(Dataset entries on figures)
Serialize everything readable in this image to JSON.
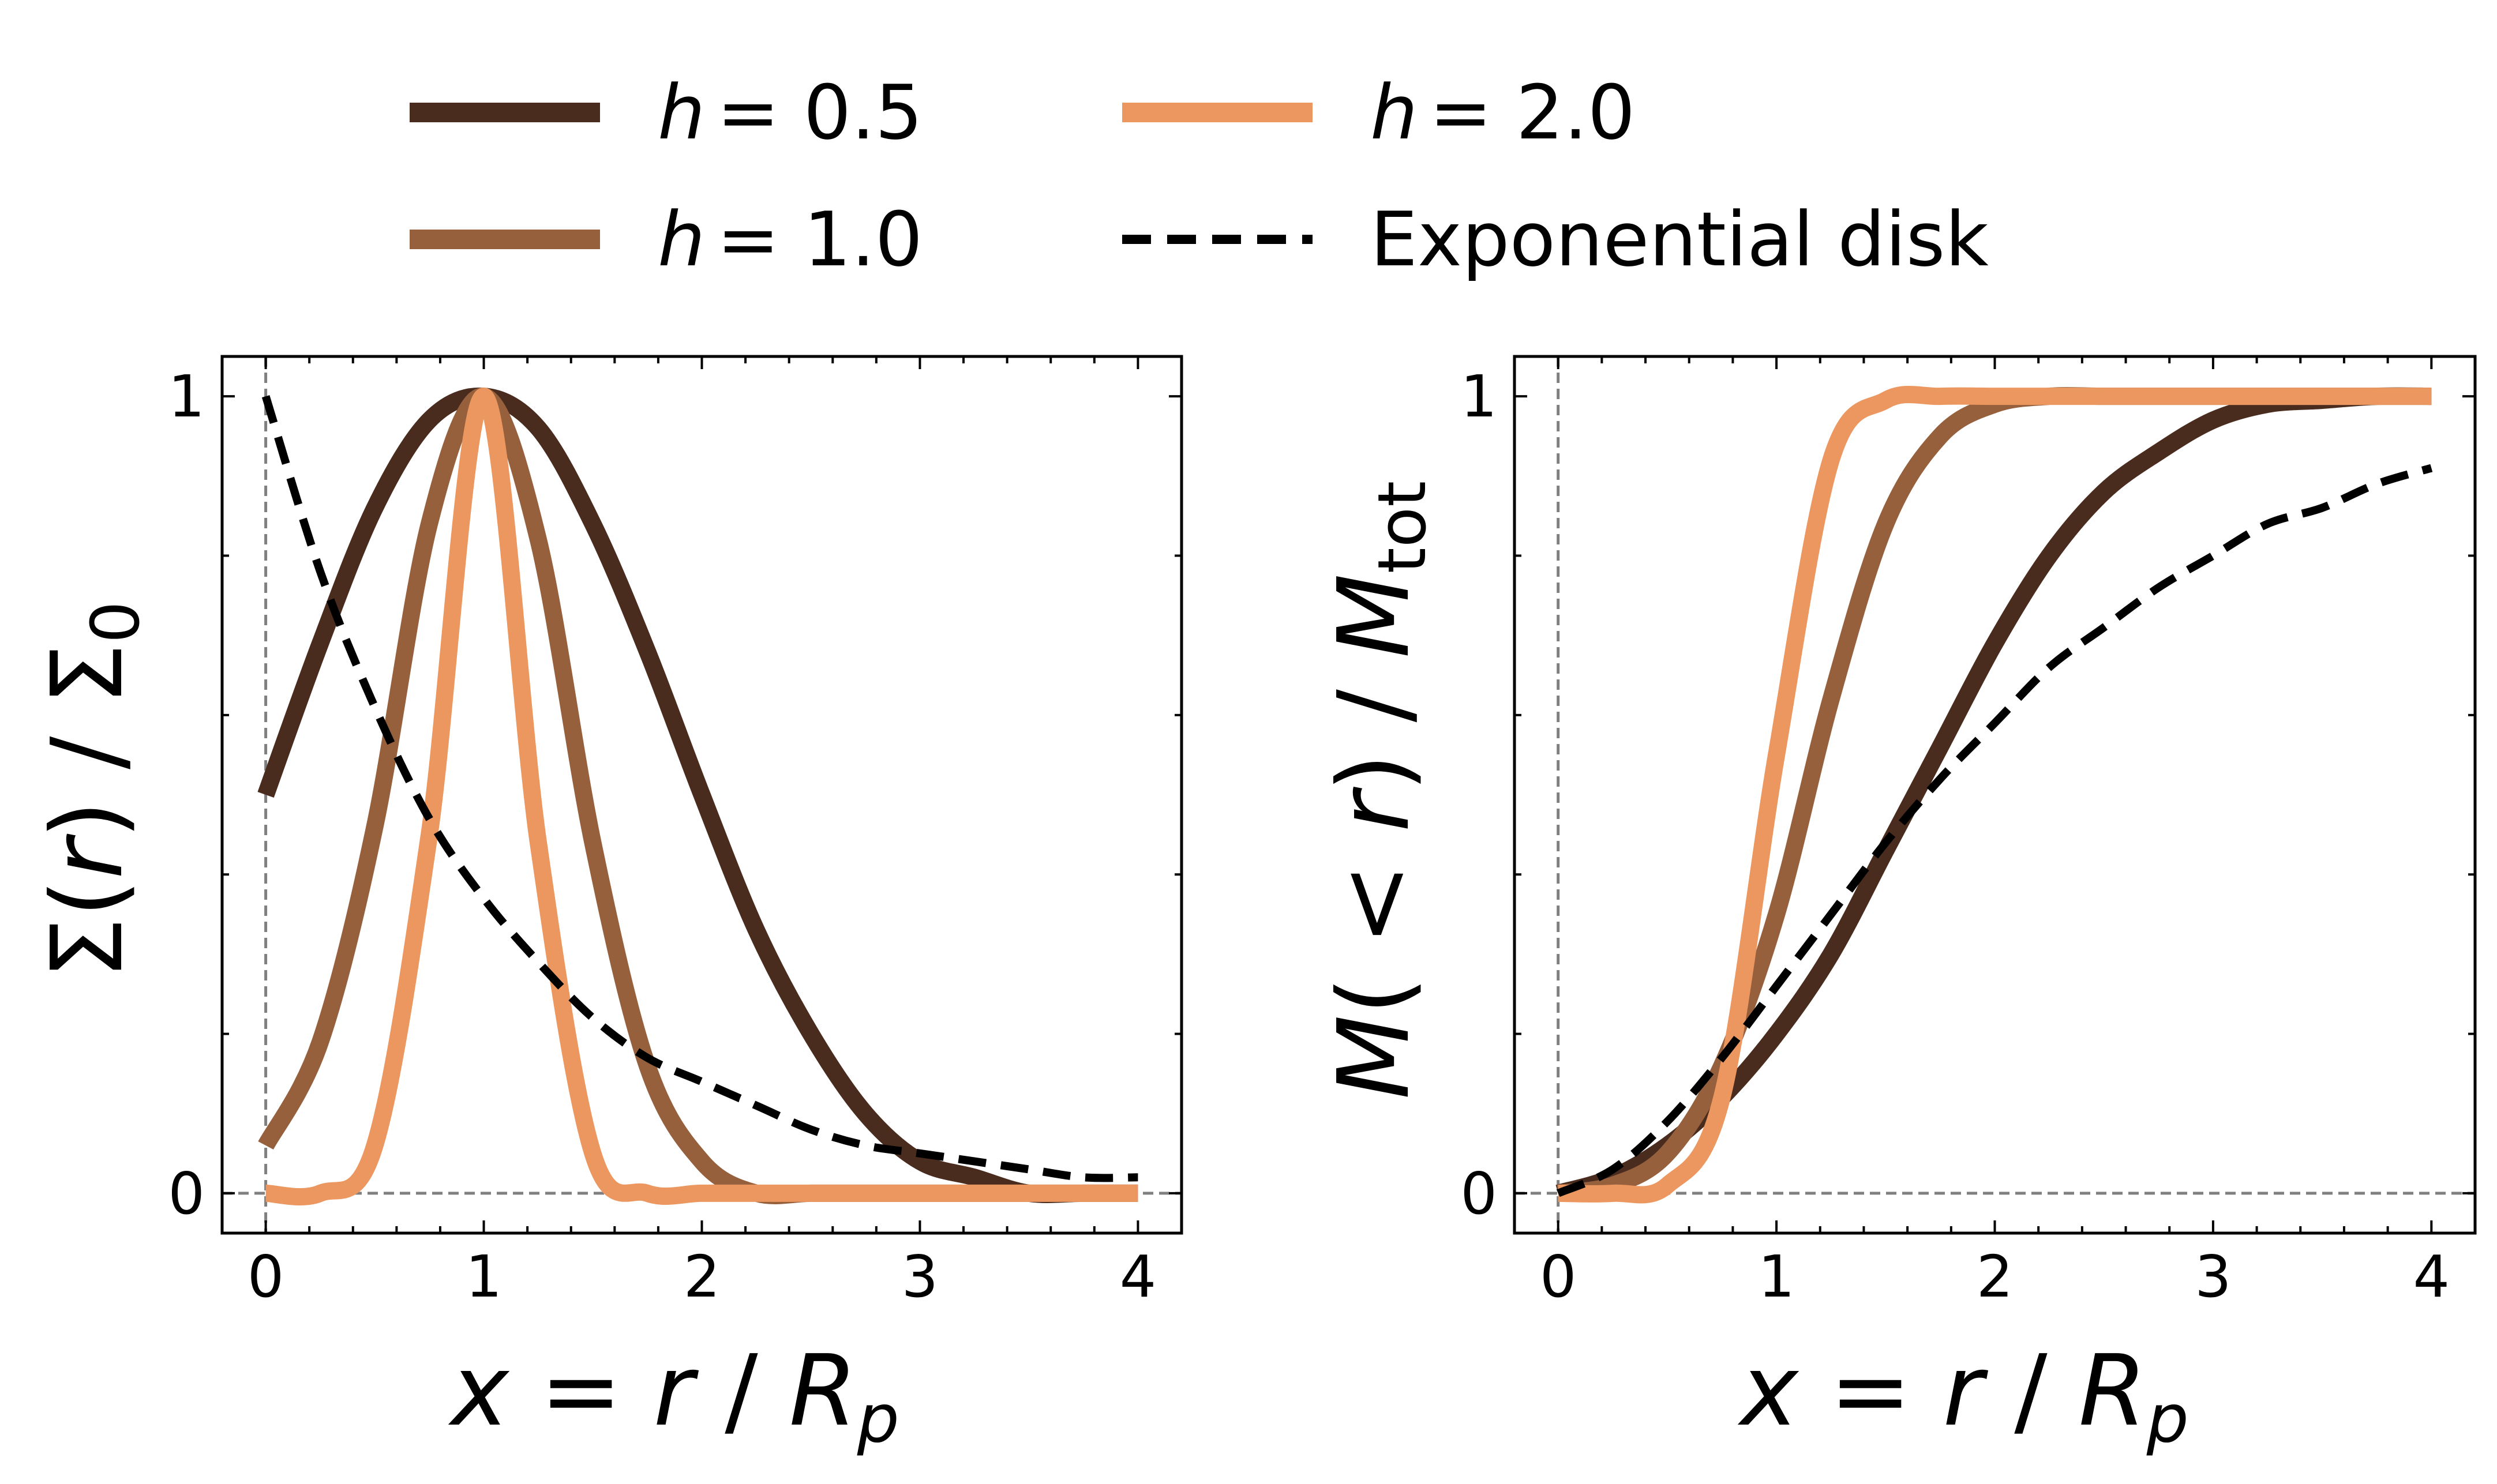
{
  "colors": {
    "h05": "#4a2c1f",
    "h10": "#96603d",
    "h20": "#ec9760",
    "exp": "#000000",
    "guide": "#808080"
  },
  "legend": {
    "h05": {
      "var": "h",
      "rest": "= 0.5"
    },
    "h10": {
      "var": "h",
      "rest": "= 1.0"
    },
    "h20": {
      "var": "h",
      "rest": "= 2.0"
    },
    "exp": {
      "label": "Exponential disk"
    }
  },
  "chart_data": [
    {
      "type": "line",
      "name": "surface-density",
      "xlabel": {
        "var1": "x",
        "eq": " = ",
        "var2": "r",
        "slash": " / ",
        "var3": "R",
        "sub": "p"
      },
      "ylabel": {
        "pre": "Σ(",
        "var": "r",
        "post": ")  /  Σ",
        "sub": "0"
      },
      "xlim": [
        -0.2,
        4.2
      ],
      "ylim": [
        -0.05,
        1.05
      ],
      "xticks": [
        "0",
        "1",
        "2",
        "3",
        "4"
      ],
      "yticks": [
        "0",
        "1"
      ],
      "series": [
        {
          "name": "h = 0.5",
          "h": 0.5,
          "x": [
            0,
            0.25,
            0.5,
            0.75,
            1,
            1.25,
            1.5,
            1.75,
            2,
            2.25,
            2.5,
            2.75,
            3,
            3.25,
            3.5,
            3.75,
            4
          ],
          "values": [
            0.5,
            0.69,
            0.86,
            0.97,
            1.0,
            0.96,
            0.84,
            0.68,
            0.5,
            0.33,
            0.2,
            0.1,
            0.04,
            0.02,
            0.0,
            0.0,
            0.0
          ]
        },
        {
          "name": "h = 1.0",
          "h": 1.0,
          "x": [
            0,
            0.25,
            0.5,
            0.75,
            1,
            1.25,
            1.5,
            1.75,
            2,
            2.25,
            2.5,
            2.75,
            3,
            3.25,
            3.5,
            3.75,
            4
          ],
          "values": [
            0.06,
            0.19,
            0.46,
            0.84,
            1.0,
            0.82,
            0.44,
            0.16,
            0.04,
            0.0,
            0.0,
            0.0,
            0.0,
            0.0,
            0.0,
            0.0,
            0.0
          ]
        },
        {
          "name": "h = 2.0",
          "h": 2.0,
          "x": [
            0,
            0.25,
            0.5,
            0.75,
            1,
            1.25,
            1.5,
            1.75,
            2,
            2.25,
            2.5,
            2.75,
            3,
            3.25,
            3.5,
            3.75,
            4
          ],
          "values": [
            0.0,
            0.0,
            0.06,
            0.45,
            1.0,
            0.44,
            0.05,
            0.0,
            0.0,
            0.0,
            0.0,
            0.0,
            0.0,
            0.0,
            0.0,
            0.0,
            0.0
          ]
        },
        {
          "name": "Exponential disk",
          "style": "dashed",
          "x": [
            0,
            0.25,
            0.5,
            0.75,
            1,
            1.25,
            1.5,
            1.75,
            2,
            2.25,
            2.5,
            2.75,
            3,
            3.25,
            3.5,
            3.75,
            4
          ],
          "values": [
            1.0,
            0.78,
            0.61,
            0.47,
            0.37,
            0.29,
            0.22,
            0.17,
            0.14,
            0.11,
            0.08,
            0.06,
            0.05,
            0.04,
            0.03,
            0.02,
            0.02
          ]
        }
      ],
      "reference_lines": {
        "x": 0,
        "y": 0
      }
    },
    {
      "type": "line",
      "name": "enclosed-mass",
      "xlabel": {
        "var1": "x",
        "eq": " = ",
        "var2": "r",
        "slash": " / ",
        "var3": "R",
        "sub": "p"
      },
      "ylabel": {
        "var1": "M",
        "mid": "( < ",
        "var2": "r",
        "post": ")  /  ",
        "var3": "M",
        "sub": "tot"
      },
      "xlim": [
        -0.2,
        4.2
      ],
      "ylim": [
        -0.05,
        1.05
      ],
      "xticks": [
        "0",
        "1",
        "2",
        "3",
        "4"
      ],
      "yticks": [
        "0",
        "1"
      ],
      "series": [
        {
          "name": "h = 0.5",
          "h": 0.5,
          "x": [
            0,
            0.25,
            0.5,
            0.75,
            1,
            1.25,
            1.5,
            1.75,
            2,
            2.25,
            2.5,
            2.75,
            3,
            3.25,
            3.5,
            3.75,
            4
          ],
          "values": [
            0.0,
            0.02,
            0.06,
            0.12,
            0.2,
            0.3,
            0.43,
            0.56,
            0.69,
            0.8,
            0.88,
            0.93,
            0.97,
            0.99,
            0.995,
            1.0,
            1.0
          ]
        },
        {
          "name": "h = 1.0",
          "h": 1.0,
          "x": [
            0,
            0.25,
            0.5,
            0.75,
            1,
            1.25,
            1.5,
            1.75,
            2,
            2.25,
            2.5,
            2.75,
            3,
            3.25,
            3.5,
            3.75,
            4
          ],
          "values": [
            0.0,
            0.01,
            0.05,
            0.16,
            0.35,
            0.62,
            0.84,
            0.95,
            0.99,
            1.0,
            1.0,
            1.0,
            1.0,
            1.0,
            1.0,
            1.0,
            1.0
          ]
        },
        {
          "name": "h = 2.0",
          "h": 2.0,
          "x": [
            0,
            0.25,
            0.5,
            0.75,
            1,
            1.25,
            1.5,
            1.75,
            2,
            2.25,
            2.5,
            2.75,
            3,
            3.25,
            3.5,
            3.75,
            4
          ],
          "values": [
            0.0,
            0.0,
            0.01,
            0.12,
            0.55,
            0.92,
            0.995,
            1.0,
            1.0,
            1.0,
            1.0,
            1.0,
            1.0,
            1.0,
            1.0,
            1.0,
            1.0
          ]
        },
        {
          "name": "Exponential disk",
          "style": "dashed",
          "x": [
            0,
            0.25,
            0.5,
            0.75,
            1,
            1.25,
            1.5,
            1.75,
            2,
            2.25,
            2.5,
            2.75,
            3,
            3.25,
            3.5,
            3.75,
            4
          ],
          "values": [
            0.0,
            0.03,
            0.09,
            0.17,
            0.26,
            0.35,
            0.44,
            0.52,
            0.59,
            0.66,
            0.71,
            0.76,
            0.8,
            0.84,
            0.86,
            0.89,
            0.91
          ]
        }
      ],
      "reference_lines": {
        "x": 0,
        "y": 0
      }
    }
  ]
}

● Problem statement:
Output the lines above in full and exactly as given, omitting any pictures.

● Correct answer:
Serialize everything readable in this image to JSON.
{
  "colors": {
    "h05": "#4a2c1f",
    "h10": "#96603d",
    "h20": "#ec9760",
    "exp": "#000000",
    "guide": "#808080"
  },
  "legend": {
    "h05": {
      "var": "h",
      "rest": "= 0.5"
    },
    "h10": {
      "var": "h",
      "rest": "= 1.0"
    },
    "h20": {
      "var": "h",
      "rest": "= 2.0"
    },
    "exp": {
      "label": "Exponential disk"
    }
  },
  "chart_data": [
    {
      "type": "line",
      "name": "surface-density",
      "xlabel": {
        "var1": "x",
        "eq": " = ",
        "var2": "r",
        "slash": " / ",
        "var3": "R",
        "sub": "p"
      },
      "ylabel": {
        "pre": "Σ(",
        "var": "r",
        "post": ")  /  Σ",
        "sub": "0"
      },
      "xlim": [
        -0.2,
        4.2
      ],
      "ylim": [
        -0.05,
        1.05
      ],
      "xticks": [
        "0",
        "1",
        "2",
        "3",
        "4"
      ],
      "yticks": [
        "0",
        "1"
      ],
      "series": [
        {
          "name": "h = 0.5",
          "h": 0.5,
          "x": [
            0,
            0.25,
            0.5,
            0.75,
            1,
            1.25,
            1.5,
            1.75,
            2,
            2.25,
            2.5,
            2.75,
            3,
            3.25,
            3.5,
            3.75,
            4
          ],
          "values": [
            0.5,
            0.69,
            0.86,
            0.97,
            1.0,
            0.96,
            0.84,
            0.68,
            0.5,
            0.33,
            0.2,
            0.1,
            0.04,
            0.02,
            0.0,
            0.0,
            0.0
          ]
        },
        {
          "name": "h = 1.0",
          "h": 1.0,
          "x": [
            0,
            0.25,
            0.5,
            0.75,
            1,
            1.25,
            1.5,
            1.75,
            2,
            2.25,
            2.5,
            2.75,
            3,
            3.25,
            3.5,
            3.75,
            4
          ],
          "values": [
            0.06,
            0.19,
            0.46,
            0.84,
            1.0,
            0.82,
            0.44,
            0.16,
            0.04,
            0.0,
            0.0,
            0.0,
            0.0,
            0.0,
            0.0,
            0.0,
            0.0
          ]
        },
        {
          "name": "h = 2.0",
          "h": 2.0,
          "x": [
            0,
            0.25,
            0.5,
            0.75,
            1,
            1.25,
            1.5,
            1.75,
            2,
            2.25,
            2.5,
            2.75,
            3,
            3.25,
            3.5,
            3.75,
            4
          ],
          "values": [
            0.0,
            0.0,
            0.06,
            0.45,
            1.0,
            0.44,
            0.05,
            0.0,
            0.0,
            0.0,
            0.0,
            0.0,
            0.0,
            0.0,
            0.0,
            0.0,
            0.0
          ]
        },
        {
          "name": "Exponential disk",
          "style": "dashed",
          "x": [
            0,
            0.25,
            0.5,
            0.75,
            1,
            1.25,
            1.5,
            1.75,
            2,
            2.25,
            2.5,
            2.75,
            3,
            3.25,
            3.5,
            3.75,
            4
          ],
          "values": [
            1.0,
            0.78,
            0.61,
            0.47,
            0.37,
            0.29,
            0.22,
            0.17,
            0.14,
            0.11,
            0.08,
            0.06,
            0.05,
            0.04,
            0.03,
            0.02,
            0.02
          ]
        }
      ],
      "reference_lines": {
        "x": 0,
        "y": 0
      }
    },
    {
      "type": "line",
      "name": "enclosed-mass",
      "xlabel": {
        "var1": "x",
        "eq": " = ",
        "var2": "r",
        "slash": " / ",
        "var3": "R",
        "sub": "p"
      },
      "ylabel": {
        "var1": "M",
        "mid": "( < ",
        "var2": "r",
        "post": ")  /  ",
        "var3": "M",
        "sub": "tot"
      },
      "xlim": [
        -0.2,
        4.2
      ],
      "ylim": [
        -0.05,
        1.05
      ],
      "xticks": [
        "0",
        "1",
        "2",
        "3",
        "4"
      ],
      "yticks": [
        "0",
        "1"
      ],
      "series": [
        {
          "name": "h = 0.5",
          "h": 0.5,
          "x": [
            0,
            0.25,
            0.5,
            0.75,
            1,
            1.25,
            1.5,
            1.75,
            2,
            2.25,
            2.5,
            2.75,
            3,
            3.25,
            3.5,
            3.75,
            4
          ],
          "values": [
            0.0,
            0.02,
            0.06,
            0.12,
            0.2,
            0.3,
            0.43,
            0.56,
            0.69,
            0.8,
            0.88,
            0.93,
            0.97,
            0.99,
            0.995,
            1.0,
            1.0
          ]
        },
        {
          "name": "h = 1.0",
          "h": 1.0,
          "x": [
            0,
            0.25,
            0.5,
            0.75,
            1,
            1.25,
            1.5,
            1.75,
            2,
            2.25,
            2.5,
            2.75,
            3,
            3.25,
            3.5,
            3.75,
            4
          ],
          "values": [
            0.0,
            0.01,
            0.05,
            0.16,
            0.35,
            0.62,
            0.84,
            0.95,
            0.99,
            1.0,
            1.0,
            1.0,
            1.0,
            1.0,
            1.0,
            1.0,
            1.0
          ]
        },
        {
          "name": "h = 2.0",
          "h": 2.0,
          "x": [
            0,
            0.25,
            0.5,
            0.75,
            1,
            1.25,
            1.5,
            1.75,
            2,
            2.25,
            2.5,
            2.75,
            3,
            3.25,
            3.5,
            3.75,
            4
          ],
          "values": [
            0.0,
            0.0,
            0.01,
            0.12,
            0.55,
            0.92,
            0.995,
            1.0,
            1.0,
            1.0,
            1.0,
            1.0,
            1.0,
            1.0,
            1.0,
            1.0,
            1.0
          ]
        },
        {
          "name": "Exponential disk",
          "style": "dashed",
          "x": [
            0,
            0.25,
            0.5,
            0.75,
            1,
            1.25,
            1.5,
            1.75,
            2,
            2.25,
            2.5,
            2.75,
            3,
            3.25,
            3.5,
            3.75,
            4
          ],
          "values": [
            0.0,
            0.03,
            0.09,
            0.17,
            0.26,
            0.35,
            0.44,
            0.52,
            0.59,
            0.66,
            0.71,
            0.76,
            0.8,
            0.84,
            0.86,
            0.89,
            0.91
          ]
        }
      ],
      "reference_lines": {
        "x": 0,
        "y": 0
      }
    }
  ]
}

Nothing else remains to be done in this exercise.